● Exercise task:
Identify each line holding the string "Info" and copy it.

● Dataset content:
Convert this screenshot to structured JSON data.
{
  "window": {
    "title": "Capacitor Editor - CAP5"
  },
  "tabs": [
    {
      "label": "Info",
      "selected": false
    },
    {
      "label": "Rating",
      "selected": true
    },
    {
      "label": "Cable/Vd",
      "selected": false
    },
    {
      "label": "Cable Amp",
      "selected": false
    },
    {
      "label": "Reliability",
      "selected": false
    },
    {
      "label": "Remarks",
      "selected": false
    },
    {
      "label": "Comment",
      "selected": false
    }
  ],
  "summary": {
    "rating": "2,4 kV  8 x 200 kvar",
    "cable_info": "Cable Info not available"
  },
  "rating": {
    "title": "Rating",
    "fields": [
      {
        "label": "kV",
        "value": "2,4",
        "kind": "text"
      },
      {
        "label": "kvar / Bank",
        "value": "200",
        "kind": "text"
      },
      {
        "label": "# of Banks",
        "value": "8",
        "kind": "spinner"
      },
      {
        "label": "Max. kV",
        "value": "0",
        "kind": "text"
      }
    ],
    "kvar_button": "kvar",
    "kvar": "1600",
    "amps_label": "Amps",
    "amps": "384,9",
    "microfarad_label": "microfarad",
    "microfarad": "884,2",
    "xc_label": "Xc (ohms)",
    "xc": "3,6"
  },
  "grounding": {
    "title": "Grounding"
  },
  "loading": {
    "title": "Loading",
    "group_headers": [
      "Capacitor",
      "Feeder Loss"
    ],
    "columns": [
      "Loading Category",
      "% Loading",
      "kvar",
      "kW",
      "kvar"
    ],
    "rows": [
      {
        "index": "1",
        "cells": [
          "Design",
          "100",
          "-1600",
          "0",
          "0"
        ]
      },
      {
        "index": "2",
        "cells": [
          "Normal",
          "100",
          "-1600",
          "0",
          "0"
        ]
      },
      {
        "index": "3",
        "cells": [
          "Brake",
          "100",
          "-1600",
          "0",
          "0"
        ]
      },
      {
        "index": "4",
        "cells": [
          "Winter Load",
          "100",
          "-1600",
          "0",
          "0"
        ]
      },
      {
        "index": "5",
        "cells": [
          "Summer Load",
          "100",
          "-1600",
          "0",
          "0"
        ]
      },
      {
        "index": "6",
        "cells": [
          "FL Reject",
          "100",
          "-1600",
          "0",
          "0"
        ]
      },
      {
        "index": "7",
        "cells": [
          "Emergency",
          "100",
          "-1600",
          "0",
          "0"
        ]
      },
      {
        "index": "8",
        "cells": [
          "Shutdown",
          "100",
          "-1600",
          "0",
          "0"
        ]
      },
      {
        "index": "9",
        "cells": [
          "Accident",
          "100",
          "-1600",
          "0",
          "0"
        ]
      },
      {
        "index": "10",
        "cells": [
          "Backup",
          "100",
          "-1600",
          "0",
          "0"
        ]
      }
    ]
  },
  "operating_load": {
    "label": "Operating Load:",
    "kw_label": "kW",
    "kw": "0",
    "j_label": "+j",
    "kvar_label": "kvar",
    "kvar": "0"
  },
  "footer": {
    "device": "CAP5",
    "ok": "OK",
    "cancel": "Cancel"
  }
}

● Completed exercise:
      "label": "Info",
    "cable_info": "Cable Info not available"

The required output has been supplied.